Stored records
====

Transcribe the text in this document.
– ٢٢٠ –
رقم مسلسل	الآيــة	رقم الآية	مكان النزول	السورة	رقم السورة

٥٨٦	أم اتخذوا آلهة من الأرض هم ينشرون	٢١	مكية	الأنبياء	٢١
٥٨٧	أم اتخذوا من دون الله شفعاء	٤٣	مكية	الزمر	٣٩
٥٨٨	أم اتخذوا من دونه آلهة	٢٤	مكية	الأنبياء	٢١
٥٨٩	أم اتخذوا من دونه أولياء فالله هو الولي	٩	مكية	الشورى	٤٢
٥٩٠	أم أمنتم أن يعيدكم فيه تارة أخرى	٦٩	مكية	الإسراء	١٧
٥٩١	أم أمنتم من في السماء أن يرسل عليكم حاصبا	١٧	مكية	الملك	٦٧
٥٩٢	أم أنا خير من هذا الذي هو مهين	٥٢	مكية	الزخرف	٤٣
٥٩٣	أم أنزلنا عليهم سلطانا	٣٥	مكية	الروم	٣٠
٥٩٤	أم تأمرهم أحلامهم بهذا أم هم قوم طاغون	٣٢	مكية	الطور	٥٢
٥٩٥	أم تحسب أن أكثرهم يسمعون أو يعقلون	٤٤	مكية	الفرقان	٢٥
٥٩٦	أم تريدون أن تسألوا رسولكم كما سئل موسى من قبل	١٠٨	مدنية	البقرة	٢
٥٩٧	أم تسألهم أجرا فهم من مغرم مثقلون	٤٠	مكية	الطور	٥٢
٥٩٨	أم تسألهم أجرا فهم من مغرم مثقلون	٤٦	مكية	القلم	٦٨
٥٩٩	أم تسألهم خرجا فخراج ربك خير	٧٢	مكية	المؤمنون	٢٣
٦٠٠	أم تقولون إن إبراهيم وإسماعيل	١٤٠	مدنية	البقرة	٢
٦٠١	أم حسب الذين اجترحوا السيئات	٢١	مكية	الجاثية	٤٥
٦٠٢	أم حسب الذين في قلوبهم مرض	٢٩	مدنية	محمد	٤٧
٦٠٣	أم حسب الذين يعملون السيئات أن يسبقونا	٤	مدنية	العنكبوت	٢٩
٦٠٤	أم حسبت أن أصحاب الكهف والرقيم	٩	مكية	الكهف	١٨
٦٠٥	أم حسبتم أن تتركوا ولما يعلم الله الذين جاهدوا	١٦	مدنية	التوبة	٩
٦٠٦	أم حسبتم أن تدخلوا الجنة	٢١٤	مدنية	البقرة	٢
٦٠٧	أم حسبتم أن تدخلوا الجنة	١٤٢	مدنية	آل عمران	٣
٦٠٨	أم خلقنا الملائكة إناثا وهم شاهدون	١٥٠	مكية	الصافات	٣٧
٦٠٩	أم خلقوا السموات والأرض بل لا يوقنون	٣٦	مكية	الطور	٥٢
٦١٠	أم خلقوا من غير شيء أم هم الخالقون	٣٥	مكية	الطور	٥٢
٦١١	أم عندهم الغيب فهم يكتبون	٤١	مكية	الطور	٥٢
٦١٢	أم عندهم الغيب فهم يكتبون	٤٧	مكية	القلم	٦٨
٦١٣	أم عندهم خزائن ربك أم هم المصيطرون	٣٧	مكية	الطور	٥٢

====

** WHAT NEEDS TO BE DONE **
In this exercise, repeat all entries exactly.

** EXPECTED ANSWER **
Transcribe the text in this document.
– ٢٢٠ –
رقم مسلسل	الآيــة	رقم الآية	مكان النزول	السورة	رقم السورة

٥٨٦	أم اتخذوا آلهة من الأرض هم ينشرون	٢١	مكية	الأنبياء	٢١
٥٨٧	أم اتخذوا من دون الله شفعاء	٤٣	مكية	الزمر	٣٩
٥٨٨	أم اتخذوا من دونه آلهة	٢٤	مكية	الأنبياء	٢١
٥٨٩	أم اتخذوا من دونه أولياء فالله هو الولي	٩	مكية	الشورى	٤٢
٥٩٠	أم أمنتم أن يعيدكم فيه تارة أخرى	٦٩	مكية	الإسراء	١٧
٥٩١	أم أمنتم من في السماء أن يرسل عليكم حاصبا	١٧	مكية	الملك	٦٧
٥٩٢	أم أنا خير من هذا الذي هو مهين	٥٢	مكية	الزخرف	٤٣
٥٩٣	أم أنزلنا عليهم سلطانا	٣٥	مكية	الروم	٣٠
٥٩٤	أم تأمرهم أحلامهم بهذا أم هم قوم طاغون	٣٢	مكية	الطور	٥٢
٥٩٥	أم تحسب أن أكثرهم يسمعون أو يعقلون	٤٤	مكية	الفرقان	٢٥
٥٩٦	أم تريدون أن تسألوا رسولكم كما سئل موسى من قبل	١٠٨	مدنية	البقرة	٢
٥٩٧	أم تسألهم أجرا فهم من مغرم مثقلون	٤٠	مكية	الطور	٥٢
٥٩٨	أم تسألهم أجرا فهم من مغرم مثقلون	٤٦	مكية	القلم	٦٨
٥٩٩	أم تسألهم خرجا فخراج ربك خير	٧٢	مكية	المؤمنون	٢٣
٦٠٠	أم تقولون إن إبراهيم وإسماعيل	١٤٠	مدنية	البقرة	٢
٦٠١	أم حسب الذين اجترحوا السيئات	٢١	مكية	الجاثية	٤٥
٦٠٢	أم حسب الذين في قلوبهم مرض	٢٩	مدنية	محمد	٤٧
٦٠٣	أم حسب الذين يعملون السيئات أن يسبقونا	٤	مدنية	العنكبوت	٢٩
٦٠٤	أم حسبت أن أصحاب الكهف والرقيم	٩	مكية	الكهف	١٨
٦٠٥	أم حسبتم أن تتركوا ولما يعلم الله الذين جاهدوا	١٦	مدنية	التوبة	٩
٦٠٦	أم حسبتم أن تدخلوا الجنة	٢١٤	مدنية	البقرة	٢
٦٠٧	أم حسبتم أن تدخلوا الجنة	١٤٢	مدنية	آل عمران	٣
٦٠٨	أم خلقنا الملائكة إناثا وهم شاهدون	١٥٠	مكية	الصافات	٣٧
٦٠٩	أم خلقوا السموات والأرض بل لا يوقنون	٣٦	مكية	الطور	٥٢
٦١٠	أم خلقوا من غير شيء أم هم الخالقون	٣٥	مكية	الطور	٥٢
٦١١	أم عندهم الغيب فهم يكتبون	٤١	مكية	الطور	٥٢
٦١٢	أم عندهم الغيب فهم يكتبون	٤٧	مكية	القلم	٦٨
٦١٣	أم عندهم خزائن ربك أم هم المصيطرون	٣٧	مكية	الطور	٥٢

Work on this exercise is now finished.